Aim of the exercise: Render each line of the records below as a JSON list of strings, one string per line. Skip blank lines and leave the pictures out.

Given records:
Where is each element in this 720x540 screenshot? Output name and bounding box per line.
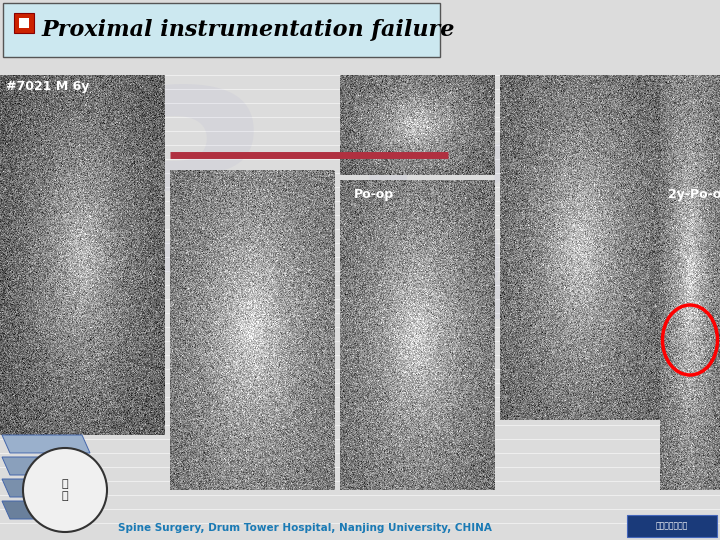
Text: Spine Surgery, Drum Tower Hospital, Nanjing University, CHINA: Spine Surgery, Drum Tower Hospital, Nanj… [118,523,492,533]
Circle shape [23,448,107,532]
Text: 5: 5 [343,129,517,371]
Text: 2: 2 [473,129,647,371]
Polygon shape [2,501,75,519]
Text: Proximal instrumentation failure: Proximal instrumentation failure [42,19,455,41]
Bar [19,18,29,28]
Polygon shape [2,435,90,453]
Text: #7021 M 6y: #7021 M 6y [6,80,89,93]
Bar [14,13,34,33]
Text: Po-op: Po-op [354,188,394,201]
Text: 2y-Po-op: 2y-Po-op [668,188,720,201]
Polygon shape [2,457,85,475]
Text: 3: 3 [103,79,277,321]
Polygon shape [2,479,80,497]
Text: 医
院: 医 院 [62,479,68,501]
Text: 脊柱外科仁外科: 脊柱外科仁外科 [656,522,688,530]
FancyBboxPatch shape [3,3,440,57]
FancyBboxPatch shape [627,515,717,537]
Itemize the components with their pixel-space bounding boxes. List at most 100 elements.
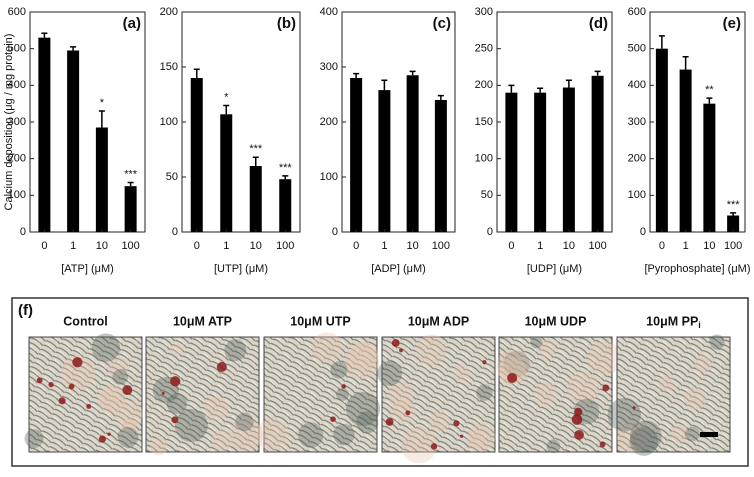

Complete response:
[
  "Where is each element in this 720x540 screenshot? Output name and bounding box per line.",
  "Text: Spine Surgery, Drum Tower Hospital, Nanjing University, CHINA: Spine Surgery, Drum Tower Hospital, Nanj… [118,523,492,533]",
  "Circle shape [23,448,107,532]",
  "Text: 5: 5 [343,129,517,371]",
  "Text: 2: 2 [473,129,647,371]",
  "Polygon shape [2,501,75,519]",
  "Text: Proximal instrumentation failure: Proximal instrumentation failure [42,19,455,41]",
  "Bar [19,18,29,28]",
  "Polygon shape [2,435,90,453]",
  "Text: #7021 M 6y: #7021 M 6y [6,80,89,93]",
  "Bar [14,13,34,33]",
  "Text: Po-op: Po-op [354,188,394,201]",
  "Text: 2y-Po-op: 2y-Po-op [668,188,720,201]",
  "Polygon shape [2,457,85,475]",
  "Text: 3: 3 [103,79,277,321]",
  "Polygon shape [2,479,80,497]",
  "Text: 医",
  "院: 医 院 [62,479,68,501]",
  "Text: 脊柱外科仁外科: 脊柱外科仁外科 [656,522,688,530]",
  "FancyBboxPatch shape [3,3,440,57]",
  "FancyBboxPatch shape [627,515,717,537]",
  "Itemize the components with their pixel-space bounding boxes. List at most 100 elements."
]